- **Do this**: How many lines in the records below hold the string "text"? Please answer with the number and nothing more.

Stored items from a collection
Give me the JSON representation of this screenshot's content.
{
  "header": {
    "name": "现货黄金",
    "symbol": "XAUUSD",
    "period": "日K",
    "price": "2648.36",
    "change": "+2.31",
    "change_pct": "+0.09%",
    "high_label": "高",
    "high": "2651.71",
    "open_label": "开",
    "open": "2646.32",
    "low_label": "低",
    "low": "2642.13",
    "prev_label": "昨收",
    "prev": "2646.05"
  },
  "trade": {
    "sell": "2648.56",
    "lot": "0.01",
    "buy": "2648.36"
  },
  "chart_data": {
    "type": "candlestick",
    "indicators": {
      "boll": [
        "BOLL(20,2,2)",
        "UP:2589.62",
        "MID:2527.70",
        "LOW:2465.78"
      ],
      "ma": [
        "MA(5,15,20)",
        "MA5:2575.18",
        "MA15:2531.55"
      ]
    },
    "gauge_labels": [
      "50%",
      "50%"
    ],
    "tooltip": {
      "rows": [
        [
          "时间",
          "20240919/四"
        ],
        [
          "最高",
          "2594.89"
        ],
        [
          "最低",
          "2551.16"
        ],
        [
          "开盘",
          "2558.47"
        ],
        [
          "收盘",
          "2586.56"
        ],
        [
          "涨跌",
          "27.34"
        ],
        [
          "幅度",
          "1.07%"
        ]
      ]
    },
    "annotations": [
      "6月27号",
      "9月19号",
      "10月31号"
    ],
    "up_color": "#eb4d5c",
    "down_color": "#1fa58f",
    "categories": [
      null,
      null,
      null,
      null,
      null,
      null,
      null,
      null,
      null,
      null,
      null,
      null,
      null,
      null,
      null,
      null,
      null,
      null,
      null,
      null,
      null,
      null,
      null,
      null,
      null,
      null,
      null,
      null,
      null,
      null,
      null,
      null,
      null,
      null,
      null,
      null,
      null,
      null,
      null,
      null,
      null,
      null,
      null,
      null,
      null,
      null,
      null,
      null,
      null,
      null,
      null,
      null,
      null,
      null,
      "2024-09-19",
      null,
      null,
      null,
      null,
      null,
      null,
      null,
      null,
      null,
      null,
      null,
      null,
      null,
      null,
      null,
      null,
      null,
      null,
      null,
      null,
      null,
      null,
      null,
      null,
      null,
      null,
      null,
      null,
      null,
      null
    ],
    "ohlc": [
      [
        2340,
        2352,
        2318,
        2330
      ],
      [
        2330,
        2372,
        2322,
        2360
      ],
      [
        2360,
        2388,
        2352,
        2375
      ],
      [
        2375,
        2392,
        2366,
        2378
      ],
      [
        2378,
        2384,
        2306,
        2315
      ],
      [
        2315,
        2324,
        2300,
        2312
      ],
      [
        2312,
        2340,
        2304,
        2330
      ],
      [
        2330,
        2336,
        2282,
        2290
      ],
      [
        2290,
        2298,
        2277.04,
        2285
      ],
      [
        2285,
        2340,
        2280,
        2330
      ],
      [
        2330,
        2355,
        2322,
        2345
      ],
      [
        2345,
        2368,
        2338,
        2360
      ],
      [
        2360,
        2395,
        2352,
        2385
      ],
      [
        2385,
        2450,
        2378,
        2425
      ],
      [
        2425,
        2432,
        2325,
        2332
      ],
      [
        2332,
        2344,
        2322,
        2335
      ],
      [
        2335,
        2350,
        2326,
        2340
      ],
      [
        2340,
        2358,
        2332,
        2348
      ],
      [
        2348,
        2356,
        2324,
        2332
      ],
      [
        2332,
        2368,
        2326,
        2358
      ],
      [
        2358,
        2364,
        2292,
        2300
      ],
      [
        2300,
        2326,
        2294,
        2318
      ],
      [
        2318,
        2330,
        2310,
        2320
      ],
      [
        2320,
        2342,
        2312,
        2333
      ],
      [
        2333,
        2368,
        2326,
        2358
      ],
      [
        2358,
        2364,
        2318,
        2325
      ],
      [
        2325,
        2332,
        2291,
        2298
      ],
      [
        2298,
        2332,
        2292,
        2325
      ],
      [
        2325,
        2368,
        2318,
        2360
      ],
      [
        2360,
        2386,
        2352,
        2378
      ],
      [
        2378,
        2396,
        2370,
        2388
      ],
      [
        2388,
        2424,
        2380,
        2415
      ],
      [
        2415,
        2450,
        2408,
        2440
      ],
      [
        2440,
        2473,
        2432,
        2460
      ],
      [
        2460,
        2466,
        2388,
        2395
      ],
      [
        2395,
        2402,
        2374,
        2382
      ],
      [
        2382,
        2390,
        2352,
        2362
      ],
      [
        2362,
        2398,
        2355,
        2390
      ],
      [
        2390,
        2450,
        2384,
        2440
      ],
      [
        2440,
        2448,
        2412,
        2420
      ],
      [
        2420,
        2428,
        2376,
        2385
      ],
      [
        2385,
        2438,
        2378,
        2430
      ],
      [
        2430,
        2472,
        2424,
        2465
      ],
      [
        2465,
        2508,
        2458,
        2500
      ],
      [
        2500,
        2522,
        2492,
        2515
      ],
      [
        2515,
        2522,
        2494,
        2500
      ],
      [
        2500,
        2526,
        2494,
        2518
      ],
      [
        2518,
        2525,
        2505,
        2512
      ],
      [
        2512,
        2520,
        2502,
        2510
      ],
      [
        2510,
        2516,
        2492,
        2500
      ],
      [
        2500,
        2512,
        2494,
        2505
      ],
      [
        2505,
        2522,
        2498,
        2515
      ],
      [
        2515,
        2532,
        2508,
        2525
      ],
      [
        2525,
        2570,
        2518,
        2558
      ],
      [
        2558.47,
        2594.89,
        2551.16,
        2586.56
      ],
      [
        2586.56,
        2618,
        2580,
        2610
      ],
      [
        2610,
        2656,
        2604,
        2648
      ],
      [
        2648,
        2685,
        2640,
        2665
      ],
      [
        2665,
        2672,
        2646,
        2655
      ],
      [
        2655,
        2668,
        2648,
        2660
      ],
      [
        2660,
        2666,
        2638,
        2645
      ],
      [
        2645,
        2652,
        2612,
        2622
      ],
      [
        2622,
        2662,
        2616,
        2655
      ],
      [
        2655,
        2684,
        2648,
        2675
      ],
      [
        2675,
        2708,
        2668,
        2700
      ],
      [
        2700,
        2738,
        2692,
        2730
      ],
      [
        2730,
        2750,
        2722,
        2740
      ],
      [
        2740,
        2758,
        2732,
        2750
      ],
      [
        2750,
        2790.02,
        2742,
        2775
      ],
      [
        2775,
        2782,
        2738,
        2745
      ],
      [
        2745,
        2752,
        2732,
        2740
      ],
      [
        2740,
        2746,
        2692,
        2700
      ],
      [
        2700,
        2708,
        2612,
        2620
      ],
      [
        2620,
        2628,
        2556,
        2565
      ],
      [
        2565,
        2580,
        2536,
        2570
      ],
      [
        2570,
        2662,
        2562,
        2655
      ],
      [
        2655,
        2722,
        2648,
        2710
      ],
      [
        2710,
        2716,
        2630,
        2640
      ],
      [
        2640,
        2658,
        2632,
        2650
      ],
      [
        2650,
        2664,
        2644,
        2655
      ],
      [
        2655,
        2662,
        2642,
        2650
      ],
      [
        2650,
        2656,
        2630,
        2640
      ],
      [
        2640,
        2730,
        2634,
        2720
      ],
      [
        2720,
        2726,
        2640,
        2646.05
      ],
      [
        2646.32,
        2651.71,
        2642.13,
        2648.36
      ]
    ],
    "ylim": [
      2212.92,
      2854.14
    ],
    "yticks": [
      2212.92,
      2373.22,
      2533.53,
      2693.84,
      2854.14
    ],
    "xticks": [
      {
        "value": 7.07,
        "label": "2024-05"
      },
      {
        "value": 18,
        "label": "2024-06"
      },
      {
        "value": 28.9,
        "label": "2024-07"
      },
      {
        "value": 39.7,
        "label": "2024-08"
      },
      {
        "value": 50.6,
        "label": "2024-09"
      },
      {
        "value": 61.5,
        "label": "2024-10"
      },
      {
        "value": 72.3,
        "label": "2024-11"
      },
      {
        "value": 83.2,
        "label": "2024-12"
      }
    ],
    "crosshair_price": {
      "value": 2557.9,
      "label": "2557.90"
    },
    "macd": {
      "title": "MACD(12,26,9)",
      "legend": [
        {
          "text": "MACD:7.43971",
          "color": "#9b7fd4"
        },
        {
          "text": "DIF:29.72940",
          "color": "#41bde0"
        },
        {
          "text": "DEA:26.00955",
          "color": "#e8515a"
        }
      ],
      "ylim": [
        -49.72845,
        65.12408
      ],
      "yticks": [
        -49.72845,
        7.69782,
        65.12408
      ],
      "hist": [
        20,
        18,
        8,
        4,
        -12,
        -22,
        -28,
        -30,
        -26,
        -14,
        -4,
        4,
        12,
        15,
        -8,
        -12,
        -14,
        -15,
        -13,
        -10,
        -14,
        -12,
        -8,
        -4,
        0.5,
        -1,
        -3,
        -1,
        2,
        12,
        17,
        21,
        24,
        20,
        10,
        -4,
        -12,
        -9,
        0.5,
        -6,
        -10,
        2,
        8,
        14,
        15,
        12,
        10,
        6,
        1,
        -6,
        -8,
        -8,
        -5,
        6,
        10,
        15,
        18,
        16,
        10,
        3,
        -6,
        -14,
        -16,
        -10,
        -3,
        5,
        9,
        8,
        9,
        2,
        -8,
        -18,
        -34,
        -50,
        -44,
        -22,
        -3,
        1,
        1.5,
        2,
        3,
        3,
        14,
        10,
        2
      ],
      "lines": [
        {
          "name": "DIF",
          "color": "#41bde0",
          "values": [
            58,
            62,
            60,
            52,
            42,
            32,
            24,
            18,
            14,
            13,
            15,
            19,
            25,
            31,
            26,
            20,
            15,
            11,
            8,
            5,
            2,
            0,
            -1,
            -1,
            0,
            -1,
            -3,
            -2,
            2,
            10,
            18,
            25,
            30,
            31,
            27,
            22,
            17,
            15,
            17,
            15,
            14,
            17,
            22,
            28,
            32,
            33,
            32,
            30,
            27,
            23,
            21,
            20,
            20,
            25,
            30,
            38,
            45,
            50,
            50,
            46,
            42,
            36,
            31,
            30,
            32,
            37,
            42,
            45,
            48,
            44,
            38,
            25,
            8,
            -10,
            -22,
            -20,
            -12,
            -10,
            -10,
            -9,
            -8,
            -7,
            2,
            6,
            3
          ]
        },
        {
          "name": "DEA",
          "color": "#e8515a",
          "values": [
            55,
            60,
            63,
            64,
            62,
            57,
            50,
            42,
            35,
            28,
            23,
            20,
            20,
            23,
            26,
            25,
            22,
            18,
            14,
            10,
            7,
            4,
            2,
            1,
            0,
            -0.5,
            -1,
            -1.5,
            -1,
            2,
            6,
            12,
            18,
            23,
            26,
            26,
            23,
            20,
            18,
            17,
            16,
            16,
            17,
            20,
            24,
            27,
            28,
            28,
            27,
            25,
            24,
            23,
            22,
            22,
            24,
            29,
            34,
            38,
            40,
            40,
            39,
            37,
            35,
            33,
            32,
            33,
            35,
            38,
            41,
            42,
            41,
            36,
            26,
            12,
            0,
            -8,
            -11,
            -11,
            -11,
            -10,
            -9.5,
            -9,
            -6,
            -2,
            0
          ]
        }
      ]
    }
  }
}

- **Exercise solution**: 3